Can you transcribe every line exactly and leave the pictures behind?

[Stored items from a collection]
----
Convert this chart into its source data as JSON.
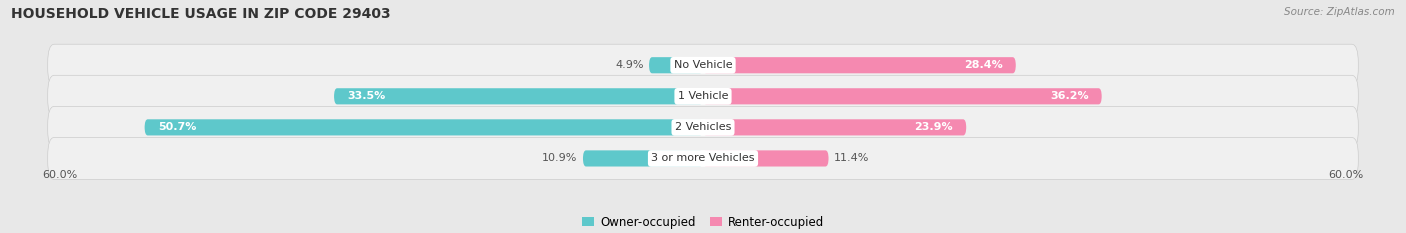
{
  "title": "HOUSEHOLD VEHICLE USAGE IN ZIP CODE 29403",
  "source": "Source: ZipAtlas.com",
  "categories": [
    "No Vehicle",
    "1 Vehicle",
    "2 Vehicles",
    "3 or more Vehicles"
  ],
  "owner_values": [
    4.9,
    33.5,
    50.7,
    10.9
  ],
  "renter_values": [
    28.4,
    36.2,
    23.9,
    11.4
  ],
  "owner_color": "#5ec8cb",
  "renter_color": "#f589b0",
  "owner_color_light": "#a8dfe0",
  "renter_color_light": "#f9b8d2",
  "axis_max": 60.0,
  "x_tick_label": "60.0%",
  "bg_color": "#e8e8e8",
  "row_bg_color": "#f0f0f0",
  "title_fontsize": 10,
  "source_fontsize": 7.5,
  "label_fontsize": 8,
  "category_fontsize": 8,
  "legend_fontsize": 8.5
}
----
[Full solution]
Convert this chart into its source data as JSON.
{
  "title": "HOUSEHOLD VEHICLE USAGE IN ZIP CODE 29403",
  "source": "Source: ZipAtlas.com",
  "categories": [
    "No Vehicle",
    "1 Vehicle",
    "2 Vehicles",
    "3 or more Vehicles"
  ],
  "owner_values": [
    4.9,
    33.5,
    50.7,
    10.9
  ],
  "renter_values": [
    28.4,
    36.2,
    23.9,
    11.4
  ],
  "owner_color": "#5ec8cb",
  "renter_color": "#f589b0",
  "owner_color_light": "#a8dfe0",
  "renter_color_light": "#f9b8d2",
  "axis_max": 60.0,
  "x_tick_label": "60.0%",
  "bg_color": "#e8e8e8",
  "row_bg_color": "#f0f0f0",
  "title_fontsize": 10,
  "source_fontsize": 7.5,
  "label_fontsize": 8,
  "category_fontsize": 8,
  "legend_fontsize": 8.5
}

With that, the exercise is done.